Pick out all lines of the entries that include the word "None" and copy them.

====== Records to process ======

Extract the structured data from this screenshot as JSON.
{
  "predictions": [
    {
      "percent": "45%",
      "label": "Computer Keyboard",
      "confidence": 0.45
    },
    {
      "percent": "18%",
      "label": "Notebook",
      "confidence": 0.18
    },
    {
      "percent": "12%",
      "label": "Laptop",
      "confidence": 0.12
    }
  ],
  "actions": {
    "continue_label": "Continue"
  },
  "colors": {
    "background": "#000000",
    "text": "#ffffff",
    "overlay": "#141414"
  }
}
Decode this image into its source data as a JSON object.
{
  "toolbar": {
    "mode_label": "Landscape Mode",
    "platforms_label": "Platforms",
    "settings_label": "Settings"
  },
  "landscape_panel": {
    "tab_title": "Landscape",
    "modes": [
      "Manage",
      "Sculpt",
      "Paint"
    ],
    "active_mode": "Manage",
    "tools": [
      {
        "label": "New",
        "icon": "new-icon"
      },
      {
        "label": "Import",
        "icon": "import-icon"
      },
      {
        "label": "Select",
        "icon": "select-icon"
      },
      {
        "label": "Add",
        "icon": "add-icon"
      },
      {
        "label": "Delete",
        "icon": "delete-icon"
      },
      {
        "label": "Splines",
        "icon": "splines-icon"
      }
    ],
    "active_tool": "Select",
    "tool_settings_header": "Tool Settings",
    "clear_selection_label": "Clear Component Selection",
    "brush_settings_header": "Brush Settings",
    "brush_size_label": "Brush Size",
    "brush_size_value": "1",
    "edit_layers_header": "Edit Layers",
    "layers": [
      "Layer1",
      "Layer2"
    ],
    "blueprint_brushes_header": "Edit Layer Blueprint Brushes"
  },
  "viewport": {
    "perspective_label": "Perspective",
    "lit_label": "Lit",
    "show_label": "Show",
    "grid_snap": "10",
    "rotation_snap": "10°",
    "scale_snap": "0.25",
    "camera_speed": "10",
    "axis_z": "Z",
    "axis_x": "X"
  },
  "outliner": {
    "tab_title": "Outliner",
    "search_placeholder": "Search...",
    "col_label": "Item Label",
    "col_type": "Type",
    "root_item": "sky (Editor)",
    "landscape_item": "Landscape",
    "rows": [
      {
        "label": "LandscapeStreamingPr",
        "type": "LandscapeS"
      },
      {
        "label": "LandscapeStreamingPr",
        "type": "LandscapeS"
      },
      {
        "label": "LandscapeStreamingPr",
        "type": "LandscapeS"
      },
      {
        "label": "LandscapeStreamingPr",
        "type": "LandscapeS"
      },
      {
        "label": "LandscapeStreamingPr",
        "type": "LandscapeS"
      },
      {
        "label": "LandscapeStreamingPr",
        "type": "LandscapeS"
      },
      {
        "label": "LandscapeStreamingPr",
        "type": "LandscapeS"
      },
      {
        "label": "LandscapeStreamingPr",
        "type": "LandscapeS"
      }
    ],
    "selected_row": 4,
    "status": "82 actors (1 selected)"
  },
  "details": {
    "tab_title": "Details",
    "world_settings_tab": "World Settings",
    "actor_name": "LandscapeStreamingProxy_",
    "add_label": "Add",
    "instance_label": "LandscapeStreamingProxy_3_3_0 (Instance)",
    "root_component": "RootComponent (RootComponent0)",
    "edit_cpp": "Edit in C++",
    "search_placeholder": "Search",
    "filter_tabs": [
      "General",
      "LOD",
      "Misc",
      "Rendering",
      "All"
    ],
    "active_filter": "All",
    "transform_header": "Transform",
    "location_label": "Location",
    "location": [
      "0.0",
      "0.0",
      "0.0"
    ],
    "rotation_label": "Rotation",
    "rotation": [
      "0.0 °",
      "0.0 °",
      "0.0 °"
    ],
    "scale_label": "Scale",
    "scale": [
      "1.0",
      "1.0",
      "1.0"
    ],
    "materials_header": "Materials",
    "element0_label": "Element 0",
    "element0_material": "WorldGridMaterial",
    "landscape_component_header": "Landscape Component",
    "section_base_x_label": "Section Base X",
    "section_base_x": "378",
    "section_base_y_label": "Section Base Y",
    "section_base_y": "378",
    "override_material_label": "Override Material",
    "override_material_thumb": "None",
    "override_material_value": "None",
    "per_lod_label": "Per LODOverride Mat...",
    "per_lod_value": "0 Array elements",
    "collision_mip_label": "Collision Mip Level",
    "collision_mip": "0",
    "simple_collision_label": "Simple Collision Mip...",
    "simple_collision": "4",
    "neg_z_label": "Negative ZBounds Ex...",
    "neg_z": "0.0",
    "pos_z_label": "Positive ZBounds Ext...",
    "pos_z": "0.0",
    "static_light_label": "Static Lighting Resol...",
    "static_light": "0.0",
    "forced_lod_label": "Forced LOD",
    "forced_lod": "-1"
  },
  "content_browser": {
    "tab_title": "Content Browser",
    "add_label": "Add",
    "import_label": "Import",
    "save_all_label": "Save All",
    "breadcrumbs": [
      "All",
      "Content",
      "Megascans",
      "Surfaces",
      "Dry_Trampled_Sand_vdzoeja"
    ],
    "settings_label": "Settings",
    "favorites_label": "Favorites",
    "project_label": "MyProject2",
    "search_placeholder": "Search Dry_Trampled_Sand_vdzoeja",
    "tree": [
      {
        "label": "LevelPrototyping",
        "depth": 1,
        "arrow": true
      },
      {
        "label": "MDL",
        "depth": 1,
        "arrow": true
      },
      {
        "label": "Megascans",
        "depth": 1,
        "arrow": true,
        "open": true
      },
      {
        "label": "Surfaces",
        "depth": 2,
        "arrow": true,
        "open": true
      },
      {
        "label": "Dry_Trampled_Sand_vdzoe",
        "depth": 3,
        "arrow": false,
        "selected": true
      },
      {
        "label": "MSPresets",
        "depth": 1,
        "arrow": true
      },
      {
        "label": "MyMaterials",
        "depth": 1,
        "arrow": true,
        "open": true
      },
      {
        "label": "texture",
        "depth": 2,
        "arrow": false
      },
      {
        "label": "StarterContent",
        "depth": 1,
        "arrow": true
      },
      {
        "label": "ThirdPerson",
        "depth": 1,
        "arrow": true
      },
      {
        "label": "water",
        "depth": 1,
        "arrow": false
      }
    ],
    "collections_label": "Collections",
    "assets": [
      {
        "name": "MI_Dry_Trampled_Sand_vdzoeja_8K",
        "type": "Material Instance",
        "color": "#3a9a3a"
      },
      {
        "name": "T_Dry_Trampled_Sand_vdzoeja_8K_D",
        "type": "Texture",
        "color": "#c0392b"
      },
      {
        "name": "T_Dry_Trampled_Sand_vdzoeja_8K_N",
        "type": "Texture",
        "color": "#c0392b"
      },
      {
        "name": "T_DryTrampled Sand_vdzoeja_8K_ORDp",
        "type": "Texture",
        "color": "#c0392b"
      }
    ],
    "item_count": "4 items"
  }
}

======

Response to this exercise:
    "override_material_thumb": "None",
    "override_material_value": "None",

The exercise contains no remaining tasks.